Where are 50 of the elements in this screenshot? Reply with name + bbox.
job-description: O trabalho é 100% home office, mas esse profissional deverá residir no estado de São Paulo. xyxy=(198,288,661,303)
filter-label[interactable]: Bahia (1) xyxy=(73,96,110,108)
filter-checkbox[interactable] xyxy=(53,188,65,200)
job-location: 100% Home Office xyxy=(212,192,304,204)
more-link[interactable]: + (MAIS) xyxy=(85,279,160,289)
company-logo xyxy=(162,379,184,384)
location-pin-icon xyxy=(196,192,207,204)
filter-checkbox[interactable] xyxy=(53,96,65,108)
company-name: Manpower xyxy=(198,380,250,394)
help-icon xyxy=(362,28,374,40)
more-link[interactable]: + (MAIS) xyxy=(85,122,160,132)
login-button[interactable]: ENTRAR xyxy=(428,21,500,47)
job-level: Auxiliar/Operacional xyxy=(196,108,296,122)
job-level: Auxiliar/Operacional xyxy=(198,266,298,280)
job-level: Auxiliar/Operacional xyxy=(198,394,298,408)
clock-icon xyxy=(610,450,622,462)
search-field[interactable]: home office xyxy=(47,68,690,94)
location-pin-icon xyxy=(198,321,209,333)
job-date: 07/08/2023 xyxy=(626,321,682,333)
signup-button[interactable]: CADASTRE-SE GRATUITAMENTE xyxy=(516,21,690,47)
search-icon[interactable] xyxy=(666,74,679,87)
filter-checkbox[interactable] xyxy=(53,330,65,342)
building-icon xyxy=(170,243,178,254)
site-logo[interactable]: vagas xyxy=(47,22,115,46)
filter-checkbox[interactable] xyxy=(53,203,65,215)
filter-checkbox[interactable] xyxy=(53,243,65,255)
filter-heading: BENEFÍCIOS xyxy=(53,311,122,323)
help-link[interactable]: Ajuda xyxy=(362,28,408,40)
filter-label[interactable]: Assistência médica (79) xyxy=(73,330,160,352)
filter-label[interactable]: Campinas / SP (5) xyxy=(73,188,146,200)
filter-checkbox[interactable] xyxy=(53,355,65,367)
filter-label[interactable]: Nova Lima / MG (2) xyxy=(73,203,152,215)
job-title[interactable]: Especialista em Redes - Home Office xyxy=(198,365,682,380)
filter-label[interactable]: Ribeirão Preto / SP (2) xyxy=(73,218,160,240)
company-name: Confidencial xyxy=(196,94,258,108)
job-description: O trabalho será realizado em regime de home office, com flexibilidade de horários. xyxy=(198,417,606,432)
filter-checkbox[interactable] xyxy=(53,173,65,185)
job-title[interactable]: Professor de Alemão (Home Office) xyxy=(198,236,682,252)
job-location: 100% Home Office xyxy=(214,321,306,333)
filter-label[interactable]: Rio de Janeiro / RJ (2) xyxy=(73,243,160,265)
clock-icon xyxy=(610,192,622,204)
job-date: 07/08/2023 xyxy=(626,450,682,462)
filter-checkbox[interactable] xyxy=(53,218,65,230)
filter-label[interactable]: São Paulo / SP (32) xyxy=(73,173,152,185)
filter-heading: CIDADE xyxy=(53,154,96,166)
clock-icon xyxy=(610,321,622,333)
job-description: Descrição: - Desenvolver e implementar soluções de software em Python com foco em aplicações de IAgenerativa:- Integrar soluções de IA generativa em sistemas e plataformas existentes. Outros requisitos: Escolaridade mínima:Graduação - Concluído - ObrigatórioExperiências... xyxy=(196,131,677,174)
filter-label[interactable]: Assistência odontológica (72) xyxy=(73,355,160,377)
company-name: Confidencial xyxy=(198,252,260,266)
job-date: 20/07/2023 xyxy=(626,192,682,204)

_ _ _

PROMPT:
Update the entries above by replacing every instance of "job-date" with "posted-date", leaving everything else as it is.

FINISHED TASK:
Where are 50 of the elements in this screenshot? Reply with name + bbox.
job-description: O trabalho é 100% home office, mas esse profissional deverá residir no estado de São Paulo. xyxy=(198,288,661,303)
filter-label[interactable]: Bahia (1) xyxy=(73,96,110,108)
filter-checkbox[interactable] xyxy=(53,188,65,200)
job-location: 100% Home Office xyxy=(212,192,304,204)
more-link[interactable]: + (MAIS) xyxy=(85,279,160,289)
company-logo xyxy=(162,379,184,384)
location-pin-icon xyxy=(196,192,207,204)
filter-checkbox[interactable] xyxy=(53,96,65,108)
company-name: Manpower xyxy=(198,380,250,394)
help-icon xyxy=(362,28,374,40)
more-link[interactable]: + (MAIS) xyxy=(85,122,160,132)
login-button[interactable]: ENTRAR xyxy=(428,21,500,47)
job-level: Auxiliar/Operacional xyxy=(196,108,296,122)
job-level: Auxiliar/Operacional xyxy=(198,266,298,280)
job-level: Auxiliar/Operacional xyxy=(198,394,298,408)
clock-icon xyxy=(610,450,622,462)
search-field[interactable]: home office xyxy=(47,68,690,94)
location-pin-icon xyxy=(198,321,209,333)
posted-date: 07/08/2023 xyxy=(626,321,682,333)
signup-button[interactable]: CADASTRE-SE GRATUITAMENTE xyxy=(516,21,690,47)
search-icon[interactable] xyxy=(666,74,679,87)
filter-checkbox[interactable] xyxy=(53,330,65,342)
building-icon xyxy=(170,243,178,254)
site-logo[interactable]: vagas xyxy=(47,22,115,46)
filter-checkbox[interactable] xyxy=(53,203,65,215)
filter-checkbox[interactable] xyxy=(53,243,65,255)
filter-heading: BENEFÍCIOS xyxy=(53,311,122,323)
help-link[interactable]: Ajuda xyxy=(362,28,408,40)
filter-label[interactable]: Assistência médica (79) xyxy=(73,330,160,352)
filter-label[interactable]: Campinas / SP (5) xyxy=(73,188,146,200)
filter-checkbox[interactable] xyxy=(53,355,65,367)
filter-label[interactable]: Nova Lima / MG (2) xyxy=(73,203,152,215)
job-title[interactable]: Especialista em Redes - Home Office xyxy=(198,365,682,380)
filter-label[interactable]: Ribeirão Preto / SP (2) xyxy=(73,218,160,240)
company-name: Confidencial xyxy=(196,94,258,108)
job-description: O trabalho será realizado em regime de home office, com flexibilidade de horários. xyxy=(198,417,606,432)
filter-checkbox[interactable] xyxy=(53,173,65,185)
job-title[interactable]: Professor de Alemão (Home Office) xyxy=(198,236,682,252)
job-location: 100% Home Office xyxy=(214,321,306,333)
filter-label[interactable]: Rio de Janeiro / RJ (2) xyxy=(73,243,160,265)
clock-icon xyxy=(610,192,622,204)
posted-date: 07/08/2023 xyxy=(626,450,682,462)
filter-checkbox[interactable] xyxy=(53,218,65,230)
filter-label[interactable]: São Paulo / SP (32) xyxy=(73,173,152,185)
filter-heading: CIDADE xyxy=(53,154,96,166)
clock-icon xyxy=(610,321,622,333)
job-description: Descrição: - Desenvolver e implementar soluções de software em Python com foco em aplicações de IAgenerativa:- Integrar soluções de IA generativa em sistemas e plataformas existentes. Outros requisitos: Escolaridade mínima:Graduação - Concluído - ObrigatórioExperiências... xyxy=(196,131,677,174)
filter-label[interactable]: Assistência odontológica (72) xyxy=(73,355,160,377)
company-name: Confidencial xyxy=(198,252,260,266)
posted-date: 20/07/2023 xyxy=(626,192,682,204)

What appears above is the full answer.